Find how many lines of the listing below include the word "Overnight", then report the number by itself.

*** Data for processing ***

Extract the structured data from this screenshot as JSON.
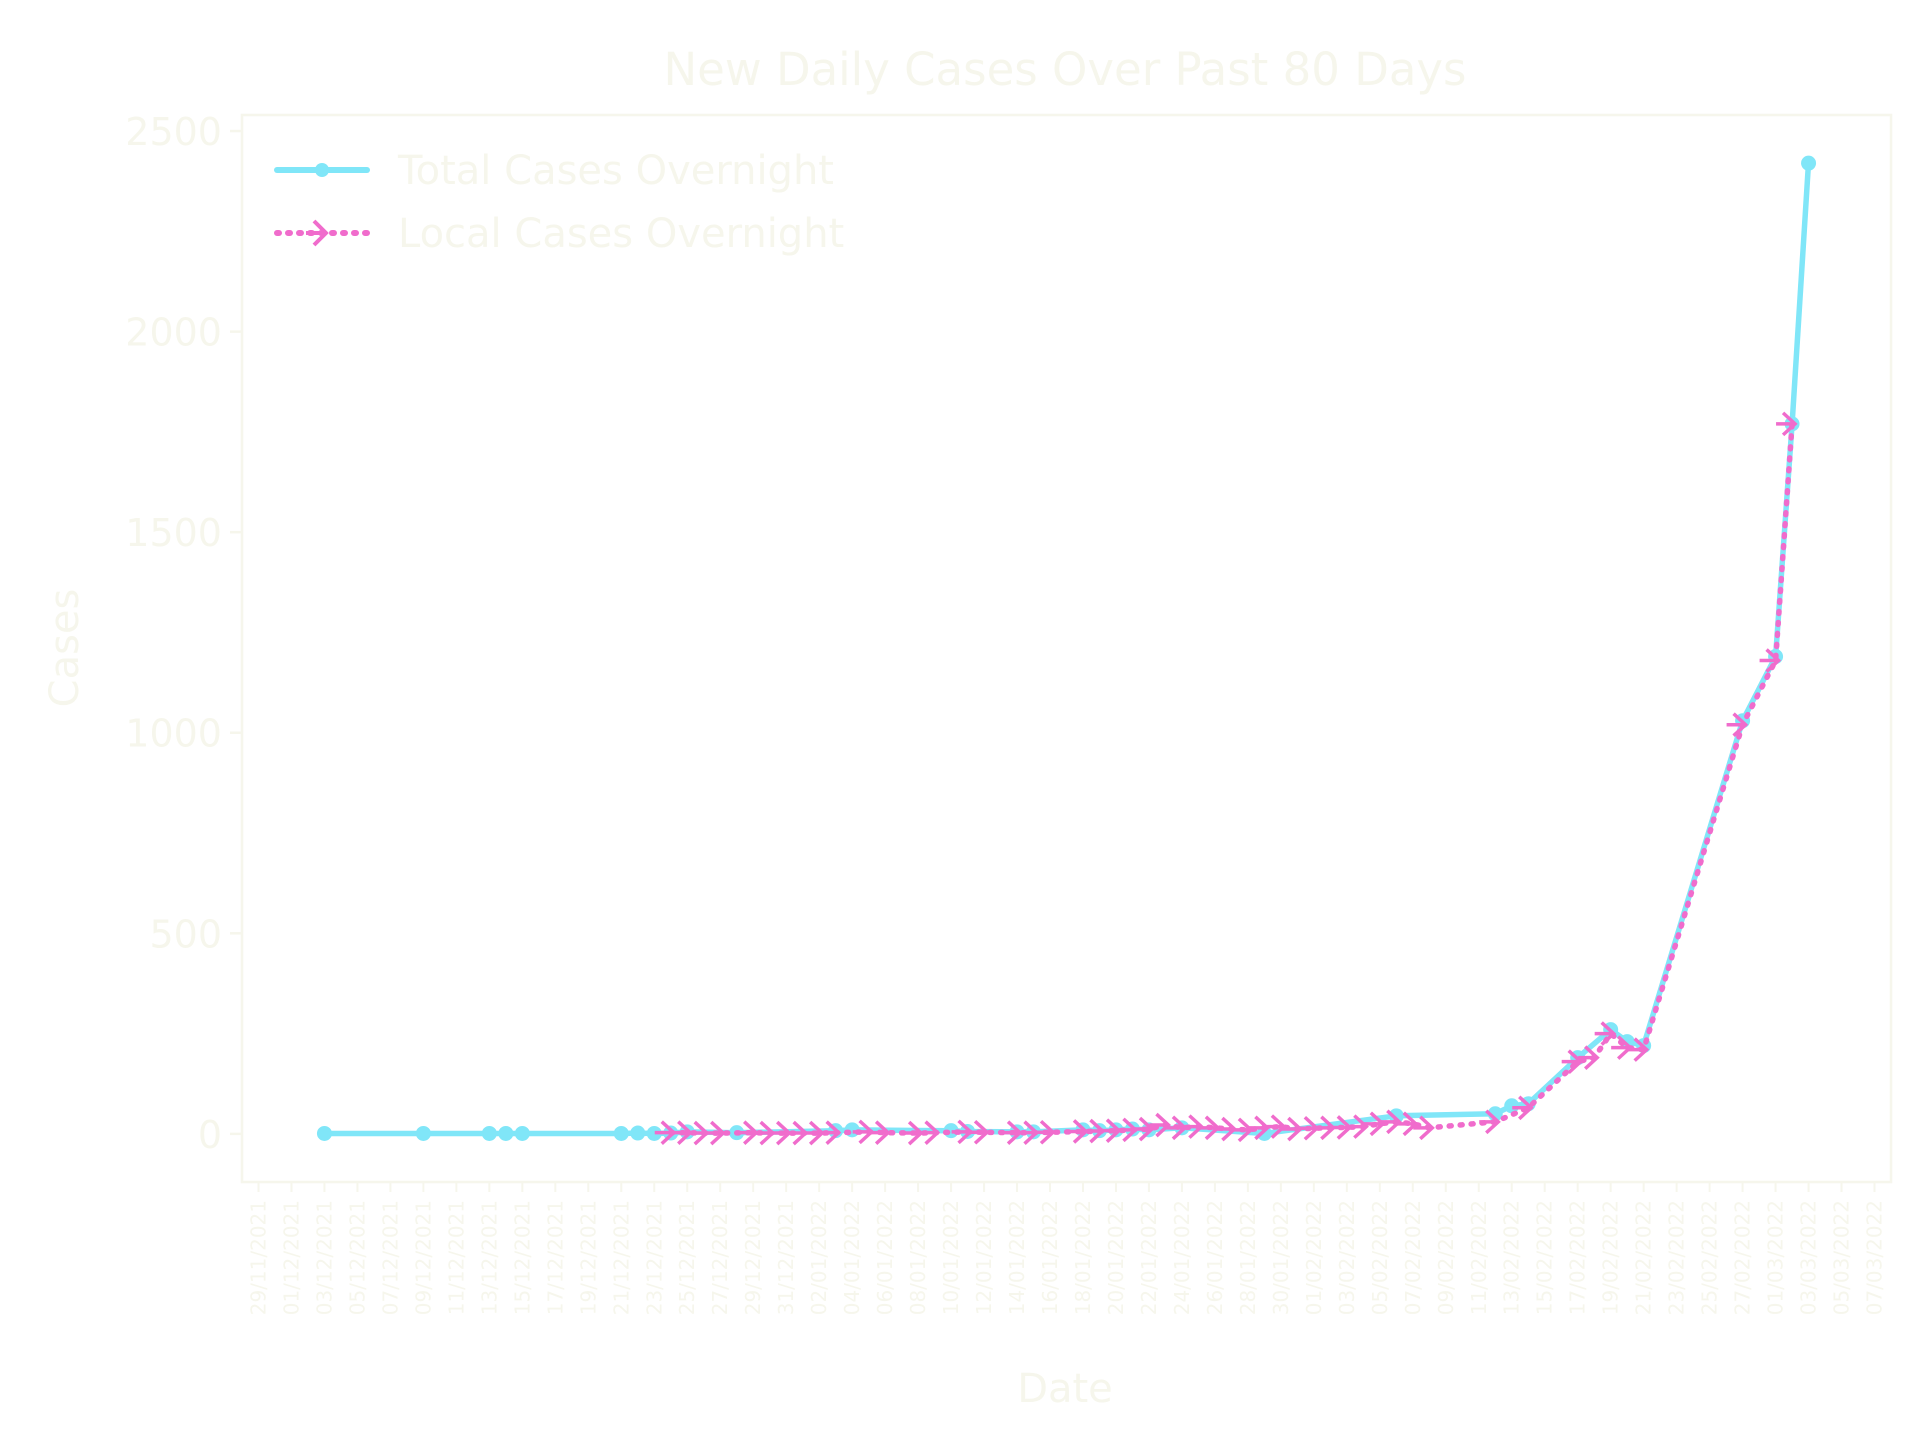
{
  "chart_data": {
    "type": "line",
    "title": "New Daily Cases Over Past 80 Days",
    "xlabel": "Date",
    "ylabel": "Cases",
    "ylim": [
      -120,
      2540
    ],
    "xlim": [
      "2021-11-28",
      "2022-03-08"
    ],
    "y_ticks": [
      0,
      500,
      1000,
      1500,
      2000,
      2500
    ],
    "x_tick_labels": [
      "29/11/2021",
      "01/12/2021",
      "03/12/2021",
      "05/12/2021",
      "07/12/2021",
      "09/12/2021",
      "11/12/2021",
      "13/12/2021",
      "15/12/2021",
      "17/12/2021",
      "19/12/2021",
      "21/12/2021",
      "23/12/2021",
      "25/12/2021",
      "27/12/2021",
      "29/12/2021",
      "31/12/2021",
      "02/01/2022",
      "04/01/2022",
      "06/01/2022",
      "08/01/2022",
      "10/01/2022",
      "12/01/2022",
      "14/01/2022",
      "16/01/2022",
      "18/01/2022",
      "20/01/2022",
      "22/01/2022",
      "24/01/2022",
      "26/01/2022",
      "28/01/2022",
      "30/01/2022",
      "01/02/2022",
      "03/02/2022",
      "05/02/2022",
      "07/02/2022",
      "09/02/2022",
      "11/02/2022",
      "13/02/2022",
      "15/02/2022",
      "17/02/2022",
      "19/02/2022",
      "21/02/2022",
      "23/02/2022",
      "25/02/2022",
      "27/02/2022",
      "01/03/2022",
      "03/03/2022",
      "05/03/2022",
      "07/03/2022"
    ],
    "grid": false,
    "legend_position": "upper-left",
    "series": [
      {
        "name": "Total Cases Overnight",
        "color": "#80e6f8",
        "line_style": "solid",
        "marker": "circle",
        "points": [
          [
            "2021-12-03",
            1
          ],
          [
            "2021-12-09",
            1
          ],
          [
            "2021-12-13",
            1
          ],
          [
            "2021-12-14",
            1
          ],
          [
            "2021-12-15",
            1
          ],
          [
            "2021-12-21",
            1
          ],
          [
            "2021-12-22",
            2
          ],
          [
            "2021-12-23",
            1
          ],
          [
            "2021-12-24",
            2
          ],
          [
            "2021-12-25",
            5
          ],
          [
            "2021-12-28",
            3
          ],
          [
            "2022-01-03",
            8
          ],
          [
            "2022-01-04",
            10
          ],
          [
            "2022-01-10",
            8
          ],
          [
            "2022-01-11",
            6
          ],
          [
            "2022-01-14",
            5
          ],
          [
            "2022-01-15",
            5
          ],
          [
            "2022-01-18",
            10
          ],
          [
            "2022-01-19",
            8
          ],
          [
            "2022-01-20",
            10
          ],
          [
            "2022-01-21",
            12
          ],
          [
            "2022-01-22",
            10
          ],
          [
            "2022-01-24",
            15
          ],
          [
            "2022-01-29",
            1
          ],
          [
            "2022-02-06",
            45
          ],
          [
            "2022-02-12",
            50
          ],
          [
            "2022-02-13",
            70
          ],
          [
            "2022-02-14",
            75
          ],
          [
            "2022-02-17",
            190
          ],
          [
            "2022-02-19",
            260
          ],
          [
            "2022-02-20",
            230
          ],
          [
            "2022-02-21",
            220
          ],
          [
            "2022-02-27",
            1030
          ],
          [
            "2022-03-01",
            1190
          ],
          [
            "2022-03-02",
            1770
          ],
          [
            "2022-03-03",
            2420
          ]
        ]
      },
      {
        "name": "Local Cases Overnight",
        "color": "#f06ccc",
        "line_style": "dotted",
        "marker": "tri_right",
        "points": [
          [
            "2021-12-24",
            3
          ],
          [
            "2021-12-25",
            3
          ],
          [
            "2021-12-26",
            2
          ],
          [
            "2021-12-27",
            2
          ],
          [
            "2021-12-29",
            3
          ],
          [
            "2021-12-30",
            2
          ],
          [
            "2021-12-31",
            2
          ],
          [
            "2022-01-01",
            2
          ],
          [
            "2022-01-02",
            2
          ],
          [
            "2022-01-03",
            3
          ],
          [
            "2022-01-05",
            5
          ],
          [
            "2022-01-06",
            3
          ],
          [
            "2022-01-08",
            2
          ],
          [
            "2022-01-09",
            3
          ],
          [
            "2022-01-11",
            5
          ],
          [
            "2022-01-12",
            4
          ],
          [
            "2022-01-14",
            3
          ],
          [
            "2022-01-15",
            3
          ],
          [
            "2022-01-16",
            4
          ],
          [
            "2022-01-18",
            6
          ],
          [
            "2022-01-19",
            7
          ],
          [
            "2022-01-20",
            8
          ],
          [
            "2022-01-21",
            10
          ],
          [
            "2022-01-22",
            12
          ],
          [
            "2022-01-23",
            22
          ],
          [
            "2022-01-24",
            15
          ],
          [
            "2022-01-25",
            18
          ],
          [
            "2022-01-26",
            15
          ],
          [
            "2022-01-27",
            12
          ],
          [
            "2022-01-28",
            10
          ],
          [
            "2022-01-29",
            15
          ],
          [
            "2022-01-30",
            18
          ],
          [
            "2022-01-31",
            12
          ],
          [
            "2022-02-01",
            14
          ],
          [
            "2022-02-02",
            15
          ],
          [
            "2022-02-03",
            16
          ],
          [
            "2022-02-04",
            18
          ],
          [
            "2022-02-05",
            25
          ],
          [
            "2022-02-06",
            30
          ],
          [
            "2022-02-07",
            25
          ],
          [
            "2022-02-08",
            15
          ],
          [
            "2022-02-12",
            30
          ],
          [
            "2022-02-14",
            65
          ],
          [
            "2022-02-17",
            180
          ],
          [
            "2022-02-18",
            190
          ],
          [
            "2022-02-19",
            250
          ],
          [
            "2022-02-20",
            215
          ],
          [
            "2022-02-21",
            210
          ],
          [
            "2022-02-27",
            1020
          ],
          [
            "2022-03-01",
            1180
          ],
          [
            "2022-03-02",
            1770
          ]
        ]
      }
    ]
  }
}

***
*** Data for processing ***

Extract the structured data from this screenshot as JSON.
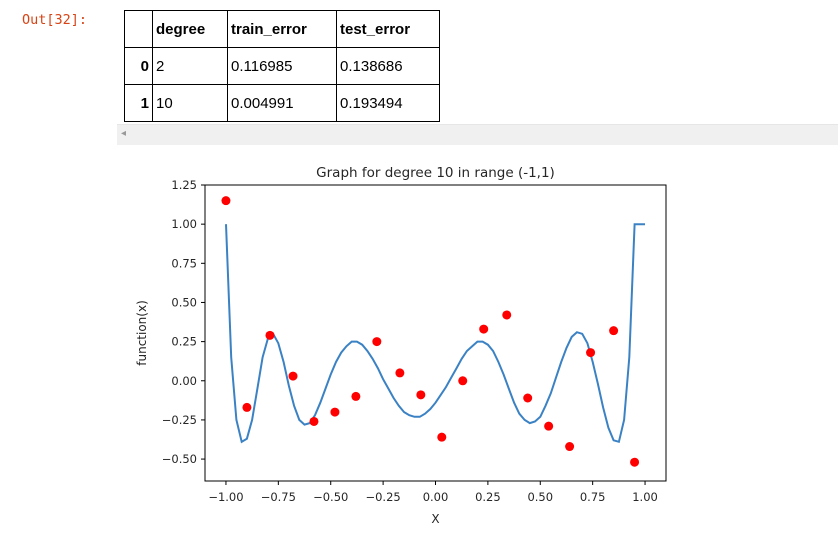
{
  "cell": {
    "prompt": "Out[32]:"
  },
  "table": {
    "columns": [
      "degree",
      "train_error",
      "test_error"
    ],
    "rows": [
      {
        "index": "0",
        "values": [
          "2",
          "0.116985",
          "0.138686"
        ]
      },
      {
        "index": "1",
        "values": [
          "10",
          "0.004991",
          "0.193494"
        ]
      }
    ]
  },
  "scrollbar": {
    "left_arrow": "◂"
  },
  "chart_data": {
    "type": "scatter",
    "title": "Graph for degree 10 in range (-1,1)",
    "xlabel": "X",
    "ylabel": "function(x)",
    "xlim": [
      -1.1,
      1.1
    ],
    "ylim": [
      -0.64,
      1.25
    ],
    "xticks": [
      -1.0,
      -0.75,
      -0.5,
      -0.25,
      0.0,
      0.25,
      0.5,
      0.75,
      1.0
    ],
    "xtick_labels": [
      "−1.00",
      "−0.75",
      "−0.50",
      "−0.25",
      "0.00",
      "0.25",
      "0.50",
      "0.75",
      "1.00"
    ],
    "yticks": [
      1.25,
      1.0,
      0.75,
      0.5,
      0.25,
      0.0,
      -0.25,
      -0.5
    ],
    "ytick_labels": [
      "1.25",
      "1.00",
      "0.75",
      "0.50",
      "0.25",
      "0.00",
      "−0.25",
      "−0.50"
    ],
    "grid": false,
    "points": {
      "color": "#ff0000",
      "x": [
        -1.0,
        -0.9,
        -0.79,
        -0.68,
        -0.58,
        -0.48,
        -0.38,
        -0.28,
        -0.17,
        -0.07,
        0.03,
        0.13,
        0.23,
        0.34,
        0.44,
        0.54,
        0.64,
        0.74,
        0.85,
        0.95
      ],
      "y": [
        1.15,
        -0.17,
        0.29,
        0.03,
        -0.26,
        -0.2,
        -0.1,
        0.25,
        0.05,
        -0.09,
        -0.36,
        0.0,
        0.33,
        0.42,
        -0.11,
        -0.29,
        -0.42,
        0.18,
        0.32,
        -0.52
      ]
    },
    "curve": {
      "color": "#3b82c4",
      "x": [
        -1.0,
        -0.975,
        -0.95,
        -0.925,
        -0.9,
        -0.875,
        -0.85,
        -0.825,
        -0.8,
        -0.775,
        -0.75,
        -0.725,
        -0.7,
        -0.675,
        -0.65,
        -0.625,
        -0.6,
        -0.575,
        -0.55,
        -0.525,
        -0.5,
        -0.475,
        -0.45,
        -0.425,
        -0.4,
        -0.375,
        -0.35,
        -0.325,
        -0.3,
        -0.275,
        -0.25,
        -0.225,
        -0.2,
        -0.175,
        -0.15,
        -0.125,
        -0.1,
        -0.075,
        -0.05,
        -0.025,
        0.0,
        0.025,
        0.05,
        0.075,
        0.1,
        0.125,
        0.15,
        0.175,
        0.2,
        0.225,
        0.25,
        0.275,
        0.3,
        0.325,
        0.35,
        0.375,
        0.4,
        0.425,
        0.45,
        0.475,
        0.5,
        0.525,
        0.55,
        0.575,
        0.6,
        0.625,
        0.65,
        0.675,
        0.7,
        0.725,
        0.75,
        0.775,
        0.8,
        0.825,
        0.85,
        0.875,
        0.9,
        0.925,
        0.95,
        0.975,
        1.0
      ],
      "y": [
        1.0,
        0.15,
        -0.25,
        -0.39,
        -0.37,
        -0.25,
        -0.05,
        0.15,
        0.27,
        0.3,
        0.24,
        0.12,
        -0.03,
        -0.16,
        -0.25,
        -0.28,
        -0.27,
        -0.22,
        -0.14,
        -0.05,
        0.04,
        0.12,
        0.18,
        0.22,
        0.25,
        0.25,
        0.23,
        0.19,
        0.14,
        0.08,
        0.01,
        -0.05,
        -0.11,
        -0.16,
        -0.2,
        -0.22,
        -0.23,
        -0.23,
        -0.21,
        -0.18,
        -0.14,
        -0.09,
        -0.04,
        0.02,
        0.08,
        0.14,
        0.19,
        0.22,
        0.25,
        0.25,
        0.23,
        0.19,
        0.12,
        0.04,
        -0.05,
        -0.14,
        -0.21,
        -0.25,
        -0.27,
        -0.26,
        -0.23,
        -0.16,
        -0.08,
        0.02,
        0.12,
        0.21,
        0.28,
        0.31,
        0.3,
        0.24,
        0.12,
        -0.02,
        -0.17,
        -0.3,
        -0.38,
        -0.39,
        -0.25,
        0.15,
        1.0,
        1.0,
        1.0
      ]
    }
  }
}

***

[Complete response] 2